— BEGIN —

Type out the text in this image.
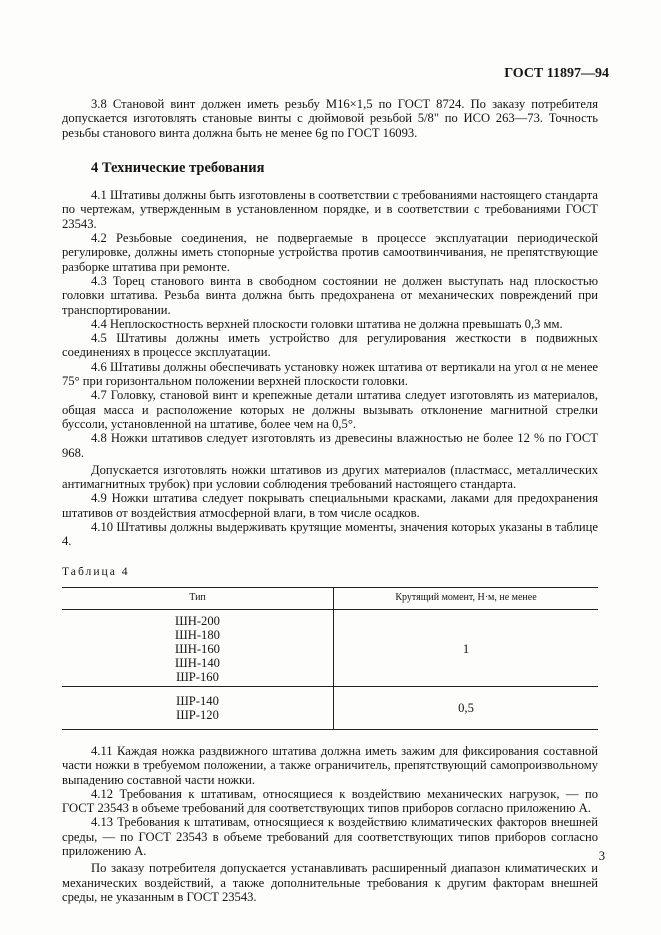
ГОСТ 11897—94

3.8 Становой винт должен иметь резьбу М16×1,5 по ГОСТ 8724. По заказу потребителя допускается изготовлять становые винты с дюймовой резьбой 5/8" по ИСО 263—73. Точность резьбы станового винта должна быть не менее 6g по ГОСТ 16093.

4 Технические требования

4.1 Штативы должны быть изготовлены в соответствии с требованиями настоящего стандарта по чертежам, утвержденным в установленном порядке, и в соответствии с требованиями ГОСТ 23543.

4.2 Резьбовые соединения, не подвергаемые в процессе эксплуатации периодической регулировке, должны иметь стопорные устройства против самоотвинчивания, не препятствующие разборке штатива при ремонте.

4.3 Торец станового винта в свободном состоянии не должен выступать над плоскостью головки штатива. Резьба винта должна быть предохранена от механических повреждений при транспортировании.

4.4 Неплоскостность верхней плоскости головки штатива не должна превышать 0,3 мм.

4.5 Штативы должны иметь устройство для регулирования жесткости в подвижных соединениях в процессе эксплуатации.

4.6 Штативы должны обеспечивать установку ножек штатива от вертикали на угол α не менее 75° при горизонтальном положении верхней плоскости головки.

4.7 Головку, становой винт и крепежные детали штатива следует изготовлять из материалов, общая масса и расположение которых не должны вызывать отклонение магнитной стрелки буссоли, установленной на штативе, более чем на 0,5°.

4.8 Ножки штативов следует изготовлять из древесины влажностью не более 12 % по ГОСТ 968.

Допускается изготовлять ножки штативов из других материалов (пластмасс, металлических антимагнитных трубок) при условии соблюдения требований настоящего стандарта.

4.9 Ножки штатива следует покрывать специальными красками, лаками для предохранения штативов от воздействия атмосферной влаги, в том числе осадков.

4.10 Штативы должны выдерживать крутящие моменты, значения которых указаны в таблице 4.

Таблица 4
Тип	Крутящий момент, Н·м, не менее

ШН-200
ШН-180
ШН-160
ШН-140
ШР-160	1

ШР-140
ШР-120	0,5

4.11 Каждая ножка раздвижного штатива должна иметь зажим для фиксирования составной части ножки в требуемом положении, а также ограничитель, препятствующий самопроизвольному выпадению составной части ножки.

4.12 Требования к штативам, относящиеся к воздействию механических нагрузок, — по ГОСТ 23543 в объеме требований для соответствующих типов приборов согласно приложению А.

4.13 Требования к штативам, относящиеся к воздействию климатических факторов внешней среды, — по ГОСТ 23543 в объеме требований для соответствующих типов приборов согласно приложению А.

По заказу потребителя допускается устанавливать расширенный диапазон климатических и механических воздействий, а также дополнительные требования к другим факторам внешней среды, не указанным в ГОСТ 23543.

3
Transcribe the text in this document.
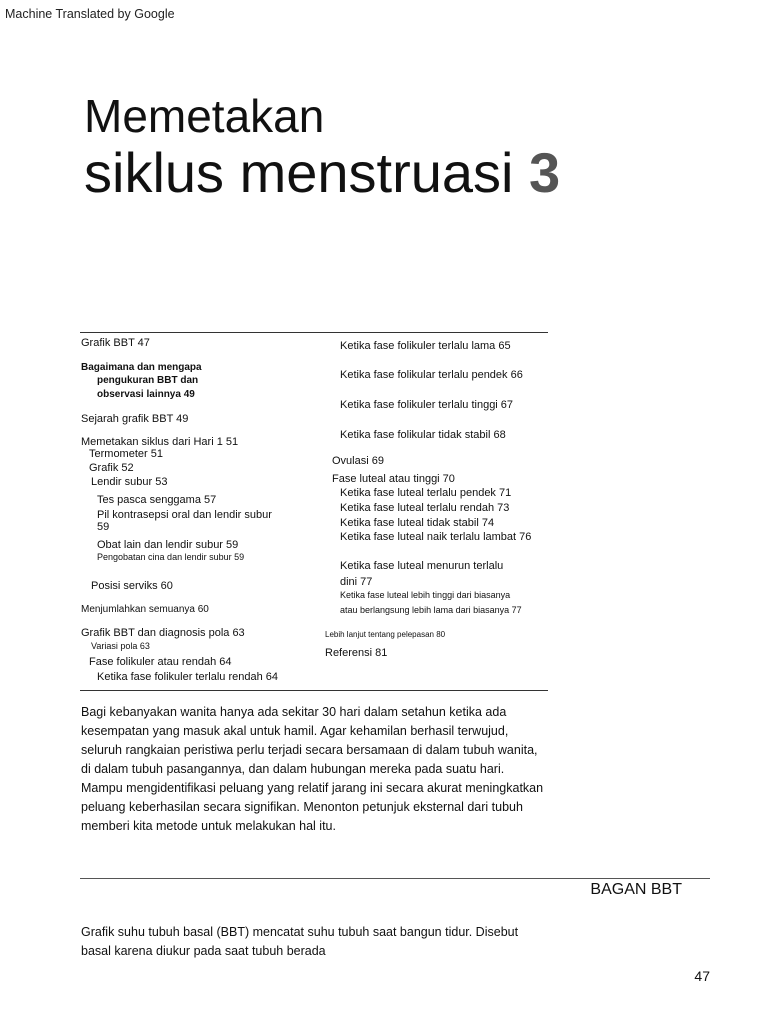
Machine Translated by Google
Memetakan
siklus menstruasi 3
Grafik BBT 47
Bagaimana dan mengapa
pengukuran BBT dan
observasi lainnya 49
Sejarah grafik BBT 49
Memetakan siklus dari Hari 1 51
Termometer 51
Grafik 52
Lendir subur 53
Tes pasca senggama 57
Pil kontrasepsi oral dan lendir subur
59
Obat lain dan lendir subur 59
Pengobatan cina dan lendir subur 59
Posisi serviks 60
Menjumlahkan semuanya 60
Grafik BBT dan diagnosis pola 63
Variasi pola 63
Fase folikuler atau rendah 64
Ketika fase folikuler terlalu rendah 64
Ketika fase folikuler terlalu lama 65
Ketika fase folikular terlalu pendek 66
Ketika fase folikuler terlalu tinggi 67
Ketika fase folikular tidak stabil 68
Ovulasi 69
Fase luteal atau tinggi 70
Ketika fase luteal terlalu pendek 71
Ketika fase luteal terlalu rendah 73
Ketika fase luteal tidak stabil 74
Ketika fase luteal naik terlalu lambat 76
Ketika fase luteal menurun terlalu
dini 77
Ketika fase luteal lebih tinggi dari biasanya
atau berlangsung lebih lama dari biasanya 77
Lebih lanjut tentang pelepasan 80
Referensi 81
Bagi kebanyakan wanita hanya ada sekitar 30 hari dalam setahun ketika ada
kesempatan yang masuk akal untuk hamil. Agar kehamilan berhasil terwujud,
seluruh rangkaian peristiwa perlu terjadi secara bersamaan di dalam tubuh wanita,
di dalam tubuh pasangannya, dan dalam hubungan mereka pada suatu hari.
Mampu mengidentifikasi peluang yang relatif jarang ini secara akurat meningkatkan
peluang keberhasilan secara signifikan. Menonton petunjuk eksternal dari tubuh
memberi kita metode untuk melakukan hal itu.
BAGAN BBT
Grafik suhu tubuh basal (BBT) mencatat suhu tubuh saat bangun tidur. Disebut
basal karena diukur pada saat tubuh berada
47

— END —

Set exercise => Using the material above, set down every line exactly, but skip the pictures.

Answer to this task =>
Type out the text in this image.
ГОСТ 11897—94

3.8 Становой винт должен иметь резьбу М16×1,5 по ГОСТ 8724. По заказу потребителя допускается изготовлять становые винты с дюймовой резьбой 5/8" по ИСО 263—73. Точность резьбы станового винта должна быть не менее 6g по ГОСТ 16093.

4 Технические требования

4.1 Штативы должны быть изготовлены в соответствии с требованиями настоящего стандарта по чертежам, утвержденным в установленном порядке, и в соответствии с требованиями ГОСТ 23543.

4.2 Резьбовые соединения, не подвергаемые в процессе эксплуатации периодической регулировке, должны иметь стопорные устройства против самоотвинчивания, не препятствующие разборке штатива при ремонте.

4.3 Торец станового винта в свободном состоянии не должен выступать над плоскостью головки штатива. Резьба винта должна быть предохранена от механических повреждений при транспортировании.

4.4 Неплоскостность верхней плоскости головки штатива не должна превышать 0,3 мм.

4.5 Штативы должны иметь устройство для регулирования жесткости в подвижных соединениях в процессе эксплуатации.

4.6 Штативы должны обеспечивать установку ножек штатива от вертикали на угол α не менее 75° при горизонтальном положении верхней плоскости головки.

4.7 Головку, становой винт и крепежные детали штатива следует изготовлять из материалов, общая масса и расположение которых не должны вызывать отклонение магнитной стрелки буссоли, установленной на штативе, более чем на 0,5°.

4.8 Ножки штативов следует изготовлять из древесины влажностью не более 12 % по ГОСТ 968.

Допускается изготовлять ножки штативов из других материалов (пластмасс, металлических антимагнитных трубок) при условии соблюдения требований настоящего стандарта.

4.9 Ножки штатива следует покрывать специальными красками, лаками для предохранения штативов от воздействия атмосферной влаги, в том числе осадков.

4.10 Штативы должны выдерживать крутящие моменты, значения которых указаны в таблице 4.

Таблица 4
Тип	Крутящий момент, Н·м, не менее

ШН-200
ШН-180
ШН-160
ШН-140
ШР-160	1

ШР-140
ШР-120	0,5

4.11 Каждая ножка раздвижного штатива должна иметь зажим для фиксирования составной части ножки в требуемом положении, а также ограничитель, препятствующий самопроизвольному выпадению составной части ножки.

4.12 Требования к штативам, относящиеся к воздействию механических нагрузок, — по ГОСТ 23543 в объеме требований для соответствующих типов приборов согласно приложению А.

4.13 Требования к штативам, относящиеся к воздействию климатических факторов внешней среды, — по ГОСТ 23543 в объеме требований для соответствующих типов приборов согласно приложению А.

По заказу потребителя допускается устанавливать расширенный диапазон климатических и механических воздействий, а также дополнительные требования к другим факторам внешней среды, не указанным в ГОСТ 23543.

3
Transcribe the text in this document.
Machine Translated by Google
Memetakan
siklus menstruasi 3
Grafik BBT 47
Bagaimana dan mengapa
pengukuran BBT dan
observasi lainnya 49
Sejarah grafik BBT 49
Memetakan siklus dari Hari 1 51
Termometer 51
Grafik 52
Lendir subur 53
Tes pasca senggama 57
Pil kontrasepsi oral dan lendir subur
59
Obat lain dan lendir subur 59
Pengobatan cina dan lendir subur 59
Posisi serviks 60
Menjumlahkan semuanya 60
Grafik BBT dan diagnosis pola 63
Variasi pola 63
Fase folikuler atau rendah 64
Ketika fase folikuler terlalu rendah 64
Ketika fase folikuler terlalu lama 65
Ketika fase folikular terlalu pendek 66
Ketika fase folikuler terlalu tinggi 67
Ketika fase folikular tidak stabil 68
Ovulasi 69
Fase luteal atau tinggi 70
Ketika fase luteal terlalu pendek 71
Ketika fase luteal terlalu rendah 73
Ketika fase luteal tidak stabil 74
Ketika fase luteal naik terlalu lambat 76
Ketika fase luteal menurun terlalu
dini 77
Ketika fase luteal lebih tinggi dari biasanya
atau berlangsung lebih lama dari biasanya 77
Lebih lanjut tentang pelepasan 80
Referensi 81
Bagi kebanyakan wanita hanya ada sekitar 30 hari dalam setahun ketika ada
kesempatan yang masuk akal untuk hamil. Agar kehamilan berhasil terwujud,
seluruh rangkaian peristiwa perlu terjadi secara bersamaan di dalam tubuh wanita,
di dalam tubuh pasangannya, dan dalam hubungan mereka pada suatu hari.
Mampu mengidentifikasi peluang yang relatif jarang ini secara akurat meningkatkan
peluang keberhasilan secara signifikan. Menonton petunjuk eksternal dari tubuh
memberi kita metode untuk melakukan hal itu.
BAGAN BBT
Grafik suhu tubuh basal (BBT) mencatat suhu tubuh saat bangun tidur. Disebut
basal karena diukur pada saat tubuh berada
47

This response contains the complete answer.